Copy every record exactly, and keep the pictures out.

Record set:
** Begin **

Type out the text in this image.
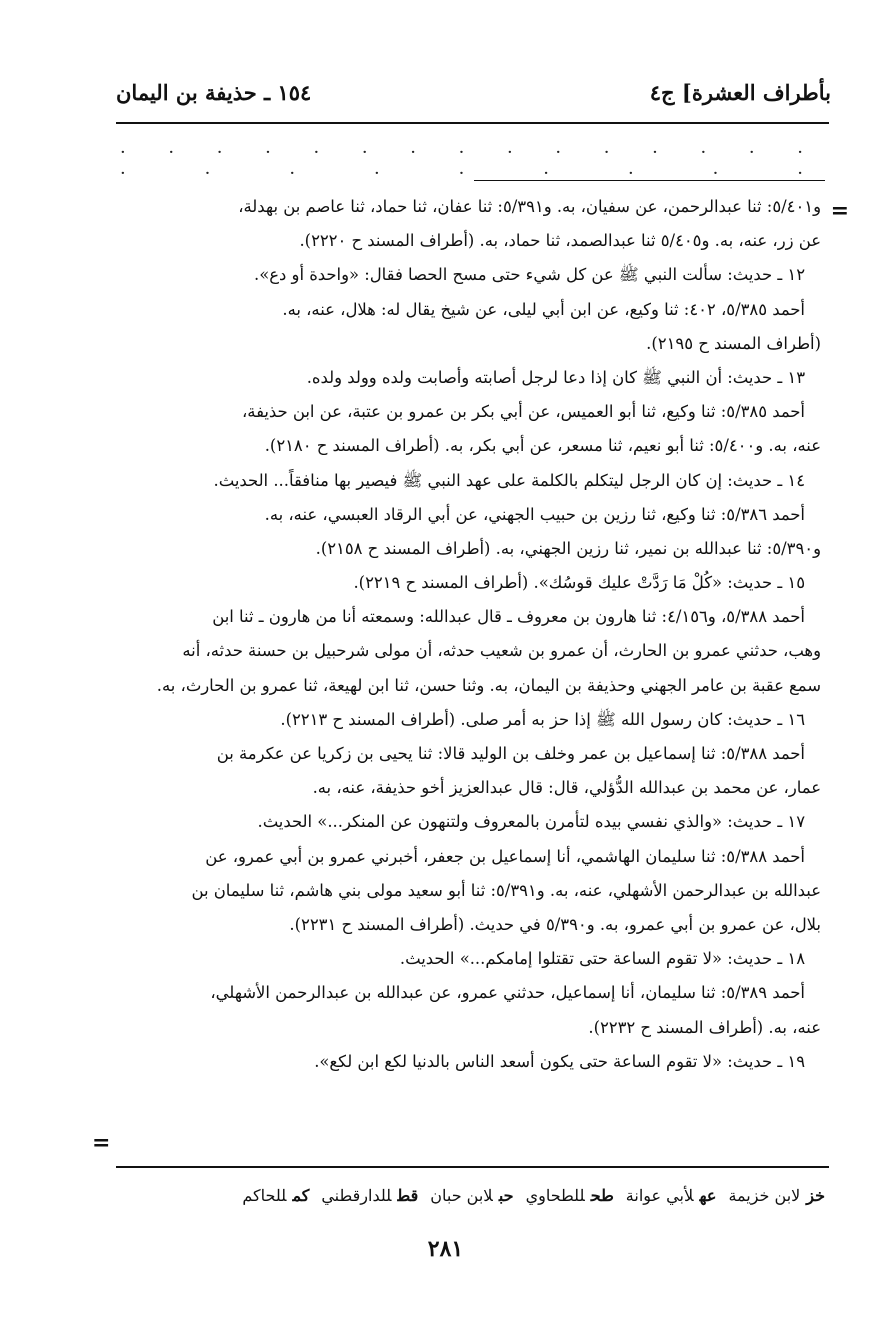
بأطراف العشرة] ج٤
١٥٤ ـ حذيفة بن اليمان
· · · · · · · · · · · · · · · · · · · · · · · ·
=
=
و٥/٤٠١: ثنا عبدالرحمن، عن سفيان، به. و٥/٣٩١: ثنا عفان، ثنا حماد، ثنا عاصم بن بهدلة،
عن زر، عنه، به. و٥/٤٠٥ ثنا عبدالصمد، ثنا حماد، به. (أطراف المسند ح ٢٢٢٠).
١٢ ـ حديث: سألت النبي ﷺ عن كل شيء حتى مسح الحصا فقال: «واحدة أو دع».
أحمد ٥/٣٨٥، ٤٠٢: ثنا وكيع، عن ابن أبي ليلى، عن شيخ يقال له: هلال، عنه، به.
(أطراف المسند ح ٢١٩٥).
١٣ ـ حديث: أن النبي ﷺ كان إذا دعا لرجل أصابته وأصابت ولده وولد ولده.
أحمد ٥/٣٨٥: ثنا وكيع، ثنا أبو العميس، عن أبي بكر بن عمرو بن عتبة، عن ابن حذيفة،
عنه، به. و٥/٤٠٠: ثنا أبو نعيم، ثنا مسعر، عن أبي بكر، به. (أطراف المسند ح ٢١٨٠).
١٤ ـ حديث: إن كان الرجل ليتكلم بالكلمة على عهد النبي ﷺ فيصير بها منافقاً... الحديث.
أحمد ٥/٣٨٦: ثنا وكيع، ثنا رزين بن حبيب الجهني، عن أبي الرقاد العبسي، عنه، به.
و٥/٣٩٠: ثنا عبدالله بن نمير، ثنا رزين الجهني، به. (أطراف المسند ح ٢١٥٨).
١٥ ـ حديث: «كُلْ مَا رَدَّتْ عليك قوسُك». (أطراف المسند ح ٢٢١٩).
أحمد ٥/٣٨٨، و٤/١٥٦: ثنا هارون بن معروف ـ قال عبدالله: وسمعته أنا من هارون ـ ثنا ابن
وهب، حدثني عمرو بن الحارث، أن عمرو بن شعيب حدثه، أن مولى شرحبيل بن حسنة حدثه، أنه
سمع عقبة بن عامر الجهني وحذيفة بن اليمان، به. وثنا حسن، ثنا ابن لهيعة، ثنا عمرو بن الحارث، به.
١٦ ـ حديث: كان رسول الله ﷺ إذا حز به أمر صلى. (أطراف المسند ح ٢٢١٣).
أحمد ٥/٣٨٨: ثنا إسماعيل بن عمر وخلف بن الوليد قالا: ثنا يحيى بن زكريا عن عكرمة بن
عمار، عن محمد بن عبدالله الدُّؤلي، قال: قال عبدالعزيز أخو حذيفة، عنه، به.
١٧ ـ حديث: «والذي نفسي بيده لتأمرن بالمعروف ولتنهون عن المنكر...» الحديث.
أحمد ٥/٣٨٨: ثنا سليمان الهاشمي، أنا إسماعيل بن جعفر، أخبرني عمرو بن أبي عمرو، عن
عبدالله بن عبدالرحمن الأشهلي، عنه، به. و٥/٣٩١: ثنا أبو سعيد مولى بني هاشم، ثنا سليمان بن
بلال، عن عمرو بن أبي عمرو، به. و٥/٣٩٠ في حديث. (أطراف المسند ح ٢٢٣١).
١٨ ـ حديث: «لا تقوم الساعة حتى تقتلوا إمامكم...» الحديث.
أحمد ٥/٣٨٩: ثنا سليمان، أنا إسماعيل، حدثني عمرو، عن عبدالله بن عبدالرحمن الأشهلي،
عنه، به. (أطراف المسند ح ٢٢٣٢).
١٩ ـ حديث: «لا تقوم الساعة حتى يكون أسعد الناس بالدنيا لكع ابن لكع».
خزلابن خزيمة
عهلأبي عوانة
طحللطحاوي
حبلابن حبان
قطللدارقطني
كمللحاكم
٢٨١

** End **

Answer in full:
Type out the text in this image.
بأطراف العشرة] ج٤
١٥٤ ـ حذيفة بن اليمان
· · · · · · · · · · · · · · · · · · · · · · · ·
=
=
و٥/٤٠١: ثنا عبدالرحمن، عن سفيان، به. و٥/٣٩١: ثنا عفان، ثنا حماد، ثنا عاصم بن بهدلة،
عن زر، عنه، به. و٥/٤٠٥ ثنا عبدالصمد، ثنا حماد، به. (أطراف المسند ح ٢٢٢٠).
١٢ ـ حديث: سألت النبي ﷺ عن كل شيء حتى مسح الحصا فقال: «واحدة أو دع».
أحمد ٥/٣٨٥، ٤٠٢: ثنا وكيع، عن ابن أبي ليلى، عن شيخ يقال له: هلال، عنه، به.
(أطراف المسند ح ٢١٩٥).
١٣ ـ حديث: أن النبي ﷺ كان إذا دعا لرجل أصابته وأصابت ولده وولد ولده.
أحمد ٥/٣٨٥: ثنا وكيع، ثنا أبو العميس، عن أبي بكر بن عمرو بن عتبة، عن ابن حذيفة،
عنه، به. و٥/٤٠٠: ثنا أبو نعيم، ثنا مسعر، عن أبي بكر، به. (أطراف المسند ح ٢١٨٠).
١٤ ـ حديث: إن كان الرجل ليتكلم بالكلمة على عهد النبي ﷺ فيصير بها منافقاً... الحديث.
أحمد ٥/٣٨٦: ثنا وكيع، ثنا رزين بن حبيب الجهني، عن أبي الرقاد العبسي، عنه، به.
و٥/٣٩٠: ثنا عبدالله بن نمير، ثنا رزين الجهني، به. (أطراف المسند ح ٢١٥٨).
١٥ ـ حديث: «كُلْ مَا رَدَّتْ عليك قوسُك». (أطراف المسند ح ٢٢١٩).
أحمد ٥/٣٨٨، و٤/١٥٦: ثنا هارون بن معروف ـ قال عبدالله: وسمعته أنا من هارون ـ ثنا ابن
وهب، حدثني عمرو بن الحارث، أن عمرو بن شعيب حدثه، أن مولى شرحبيل بن حسنة حدثه، أنه
سمع عقبة بن عامر الجهني وحذيفة بن اليمان، به. وثنا حسن، ثنا ابن لهيعة، ثنا عمرو بن الحارث، به.
١٦ ـ حديث: كان رسول الله ﷺ إذا حز به أمر صلى. (أطراف المسند ح ٢٢١٣).
أحمد ٥/٣٨٨: ثنا إسماعيل بن عمر وخلف بن الوليد قالا: ثنا يحيى بن زكريا عن عكرمة بن
عمار، عن محمد بن عبدالله الدُّؤلي، قال: قال عبدالعزيز أخو حذيفة، عنه، به.
١٧ ـ حديث: «والذي نفسي بيده لتأمرن بالمعروف ولتنهون عن المنكر...» الحديث.
أحمد ٥/٣٨٨: ثنا سليمان الهاشمي، أنا إسماعيل بن جعفر، أخبرني عمرو بن أبي عمرو، عن
عبدالله بن عبدالرحمن الأشهلي، عنه، به. و٥/٣٩١: ثنا أبو سعيد مولى بني هاشم، ثنا سليمان بن
بلال، عن عمرو بن أبي عمرو، به. و٥/٣٩٠ في حديث. (أطراف المسند ح ٢٢٣١).
١٨ ـ حديث: «لا تقوم الساعة حتى تقتلوا إمامكم...» الحديث.
أحمد ٥/٣٨٩: ثنا سليمان، أنا إسماعيل، حدثني عمرو، عن عبدالله بن عبدالرحمن الأشهلي،
عنه، به. (أطراف المسند ح ٢٢٣٢).
١٩ ـ حديث: «لا تقوم الساعة حتى يكون أسعد الناس بالدنيا لكع ابن لكع».
خزلابن خزيمة
عهلأبي عوانة
طحللطحاوي
حبلابن حبان
قطللدارقطني
كمللحاكم
٢٨١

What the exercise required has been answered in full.